(REQUEST) Please give the data below again in full, exactly as it stands.

Collection entries
>>>
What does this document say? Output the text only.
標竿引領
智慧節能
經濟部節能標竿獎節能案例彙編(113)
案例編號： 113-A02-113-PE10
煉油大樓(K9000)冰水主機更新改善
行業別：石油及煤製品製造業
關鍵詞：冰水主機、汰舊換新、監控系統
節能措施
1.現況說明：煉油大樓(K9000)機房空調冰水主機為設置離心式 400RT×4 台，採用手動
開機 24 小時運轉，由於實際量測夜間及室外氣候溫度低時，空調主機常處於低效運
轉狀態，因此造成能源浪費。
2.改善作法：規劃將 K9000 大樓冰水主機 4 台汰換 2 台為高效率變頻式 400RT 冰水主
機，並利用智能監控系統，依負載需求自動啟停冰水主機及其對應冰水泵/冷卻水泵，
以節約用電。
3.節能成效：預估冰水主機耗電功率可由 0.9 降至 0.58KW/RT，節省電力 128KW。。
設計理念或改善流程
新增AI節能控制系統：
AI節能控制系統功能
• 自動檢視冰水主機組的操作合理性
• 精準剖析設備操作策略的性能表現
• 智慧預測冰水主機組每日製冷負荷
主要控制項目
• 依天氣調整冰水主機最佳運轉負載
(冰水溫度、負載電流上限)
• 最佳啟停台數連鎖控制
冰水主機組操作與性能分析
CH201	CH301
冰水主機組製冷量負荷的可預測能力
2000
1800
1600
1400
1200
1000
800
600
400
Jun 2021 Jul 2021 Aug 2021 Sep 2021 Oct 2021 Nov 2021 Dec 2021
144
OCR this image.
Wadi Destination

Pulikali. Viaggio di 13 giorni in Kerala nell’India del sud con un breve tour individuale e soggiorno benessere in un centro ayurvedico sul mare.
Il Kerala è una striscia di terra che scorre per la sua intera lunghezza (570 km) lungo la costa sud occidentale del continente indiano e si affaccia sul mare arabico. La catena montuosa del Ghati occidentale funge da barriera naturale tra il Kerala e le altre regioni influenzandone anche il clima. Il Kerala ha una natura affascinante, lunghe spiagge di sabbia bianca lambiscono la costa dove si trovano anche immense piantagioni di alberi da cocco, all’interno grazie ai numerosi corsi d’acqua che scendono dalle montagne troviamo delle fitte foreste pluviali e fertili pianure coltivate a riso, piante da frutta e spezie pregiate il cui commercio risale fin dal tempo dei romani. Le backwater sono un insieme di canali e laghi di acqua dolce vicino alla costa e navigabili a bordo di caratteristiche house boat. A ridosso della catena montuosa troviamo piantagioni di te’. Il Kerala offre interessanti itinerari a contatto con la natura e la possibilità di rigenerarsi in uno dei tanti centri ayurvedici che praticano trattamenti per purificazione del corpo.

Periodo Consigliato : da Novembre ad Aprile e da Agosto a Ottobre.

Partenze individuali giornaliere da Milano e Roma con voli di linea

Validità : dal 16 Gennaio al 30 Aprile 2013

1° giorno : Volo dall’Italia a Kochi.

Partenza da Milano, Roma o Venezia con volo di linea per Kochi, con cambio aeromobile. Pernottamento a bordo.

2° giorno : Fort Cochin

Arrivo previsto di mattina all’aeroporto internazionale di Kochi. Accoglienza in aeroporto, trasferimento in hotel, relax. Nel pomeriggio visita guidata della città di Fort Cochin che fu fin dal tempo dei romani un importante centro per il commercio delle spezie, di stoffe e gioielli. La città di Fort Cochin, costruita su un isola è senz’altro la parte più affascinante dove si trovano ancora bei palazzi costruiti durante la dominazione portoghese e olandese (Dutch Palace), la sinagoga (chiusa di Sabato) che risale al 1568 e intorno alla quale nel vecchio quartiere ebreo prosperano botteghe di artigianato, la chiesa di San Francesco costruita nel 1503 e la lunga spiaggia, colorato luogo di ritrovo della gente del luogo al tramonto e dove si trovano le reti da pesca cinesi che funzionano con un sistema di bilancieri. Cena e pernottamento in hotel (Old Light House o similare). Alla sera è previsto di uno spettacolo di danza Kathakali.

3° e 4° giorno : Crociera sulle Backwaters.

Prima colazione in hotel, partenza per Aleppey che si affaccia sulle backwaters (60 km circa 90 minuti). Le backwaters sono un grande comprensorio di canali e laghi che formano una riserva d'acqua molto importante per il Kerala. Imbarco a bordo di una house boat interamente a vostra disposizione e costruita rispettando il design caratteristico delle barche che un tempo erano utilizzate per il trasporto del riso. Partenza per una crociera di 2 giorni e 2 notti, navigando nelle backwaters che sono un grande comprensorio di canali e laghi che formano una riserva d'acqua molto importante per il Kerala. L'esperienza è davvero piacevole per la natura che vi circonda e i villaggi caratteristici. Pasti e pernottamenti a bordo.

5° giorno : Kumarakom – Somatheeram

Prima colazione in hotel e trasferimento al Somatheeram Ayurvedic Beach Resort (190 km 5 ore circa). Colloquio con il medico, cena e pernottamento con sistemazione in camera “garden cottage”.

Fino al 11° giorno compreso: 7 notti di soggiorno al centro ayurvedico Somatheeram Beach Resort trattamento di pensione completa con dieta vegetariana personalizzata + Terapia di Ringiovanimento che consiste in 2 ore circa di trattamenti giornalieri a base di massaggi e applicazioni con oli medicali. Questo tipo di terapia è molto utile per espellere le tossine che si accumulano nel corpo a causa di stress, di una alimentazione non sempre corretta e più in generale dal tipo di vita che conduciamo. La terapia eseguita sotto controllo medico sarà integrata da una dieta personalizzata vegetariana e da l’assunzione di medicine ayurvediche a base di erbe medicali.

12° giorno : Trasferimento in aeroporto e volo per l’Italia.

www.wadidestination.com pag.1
<<<
(TASK ANSWER)
What does this document say? Output the text only.
標竿引領
智慧節能
經濟部節能標竿獎節能案例彙編(113)
案例編號： 113-A02-113-PE10
煉油大樓(K9000)冰水主機更新改善
行業別：石油及煤製品製造業
關鍵詞：冰水主機、汰舊換新、監控系統
節能措施
1.現況說明：煉油大樓(K9000)機房空調冰水主機為設置離心式 400RT×4 台，採用手動
開機 24 小時運轉，由於實際量測夜間及室外氣候溫度低時，空調主機常處於低效運
轉狀態，因此造成能源浪費。
2.改善作法：規劃將 K9000 大樓冰水主機 4 台汰換 2 台為高效率變頻式 400RT 冰水主
機，並利用智能監控系統，依負載需求自動啟停冰水主機及其對應冰水泵/冷卻水泵，
以節約用電。
3.節能成效：預估冰水主機耗電功率可由 0.9 降至 0.58KW/RT，節省電力 128KW。。
設計理念或改善流程
新增AI節能控制系統：
AI節能控制系統功能
• 自動檢視冰水主機組的操作合理性
• 精準剖析設備操作策略的性能表現
• 智慧預測冰水主機組每日製冷負荷
主要控制項目
• 依天氣調整冰水主機最佳運轉負載
(冰水溫度、負載電流上限)
• 最佳啟停台數連鎖控制
冰水主機組操作與性能分析
CH201	CH301
冰水主機組製冷量負荷的可預測能力
2000
1800
1600
1400
1200
1000
800
600
400
Jun 2021 Jul 2021 Aug 2021 Sep 2021 Oct 2021 Nov 2021 Dec 2021
144
OCR this image.
Wadi Destination

Pulikali. Viaggio di 13 giorni in Kerala nell’India del sud con un breve tour individuale e soggiorno benessere in un centro ayurvedico sul mare.
Il Kerala è una striscia di terra che scorre per la sua intera lunghezza (570 km) lungo la costa sud occidentale del continente indiano e si affaccia sul mare arabico. La catena montuosa del Ghati occidentale funge da barriera naturale tra il Kerala e le altre regioni influenzandone anche il clima. Il Kerala ha una natura affascinante, lunghe spiagge di sabbia bianca lambiscono la costa dove si trovano anche immense piantagioni di alberi da cocco, all’interno grazie ai numerosi corsi d’acqua che scendono dalle montagne troviamo delle fitte foreste pluviali e fertili pianure coltivate a riso, piante da frutta e spezie pregiate il cui commercio risale fin dal tempo dei romani. Le backwater sono un insieme di canali e laghi di acqua dolce vicino alla costa e navigabili a bordo di caratteristiche house boat. A ridosso della catena montuosa troviamo piantagioni di te’. Il Kerala offre interessanti itinerari a contatto con la natura e la possibilità di rigenerarsi in uno dei tanti centri ayurvedici che praticano trattamenti per purificazione del corpo.

Periodo Consigliato : da Novembre ad Aprile e da Agosto a Ottobre.

Partenze individuali giornaliere da Milano e Roma con voli di linea

Validità : dal 16 Gennaio al 30 Aprile 2013

1° giorno : Volo dall’Italia a Kochi.

Partenza da Milano, Roma o Venezia con volo di linea per Kochi, con cambio aeromobile. Pernottamento a bordo.

2° giorno : Fort Cochin

Arrivo previsto di mattina all’aeroporto internazionale di Kochi. Accoglienza in aeroporto, trasferimento in hotel, relax. Nel pomeriggio visita guidata della città di Fort Cochin che fu fin dal tempo dei romani un importante centro per il commercio delle spezie, di stoffe e gioielli. La città di Fort Cochin, costruita su un isola è senz’altro la parte più affascinante dove si trovano ancora bei palazzi costruiti durante la dominazione portoghese e olandese (Dutch Palace), la sinagoga (chiusa di Sabato) che risale al 1568 e intorno alla quale nel vecchio quartiere ebreo prosperano botteghe di artigianato, la chiesa di San Francesco costruita nel 1503 e la lunga spiaggia, colorato luogo di ritrovo della gente del luogo al tramonto e dove si trovano le reti da pesca cinesi che funzionano con un sistema di bilancieri. Cena e pernottamento in hotel (Old Light House o similare). Alla sera è previsto di uno spettacolo di danza Kathakali.

3° e 4° giorno : Crociera sulle Backwaters.

Prima colazione in hotel, partenza per Aleppey che si affaccia sulle backwaters (60 km circa 90 minuti). Le backwaters sono un grande comprensorio di canali e laghi che formano una riserva d'acqua molto importante per il Kerala. Imbarco a bordo di una house boat interamente a vostra disposizione e costruita rispettando il design caratteristico delle barche che un tempo erano utilizzate per il trasporto del riso. Partenza per una crociera di 2 giorni e 2 notti, navigando nelle backwaters che sono un grande comprensorio di canali e laghi che formano una riserva d'acqua molto importante per il Kerala. L'esperienza è davvero piacevole per la natura che vi circonda e i villaggi caratteristici. Pasti e pernottamenti a bordo.

5° giorno : Kumarakom – Somatheeram

Prima colazione in hotel e trasferimento al Somatheeram Ayurvedic Beach Resort (190 km 5 ore circa). Colloquio con il medico, cena e pernottamento con sistemazione in camera “garden cottage”.

Fino al 11° giorno compreso: 7 notti di soggiorno al centro ayurvedico Somatheeram Beach Resort trattamento di pensione completa con dieta vegetariana personalizzata + Terapia di Ringiovanimento che consiste in 2 ore circa di trattamenti giornalieri a base di massaggi e applicazioni con oli medicali. Questo tipo di terapia è molto utile per espellere le tossine che si accumulano nel corpo a causa di stress, di una alimentazione non sempre corretta e più in generale dal tipo di vita che conduciamo. La terapia eseguita sotto controllo medico sarà integrata da una dieta personalizzata vegetariana e da l’assunzione di medicine ayurvediche a base di erbe medicali.

12° giorno : Trasferimento in aeroporto e volo per l’Italia.

www.wadidestination.com pag.1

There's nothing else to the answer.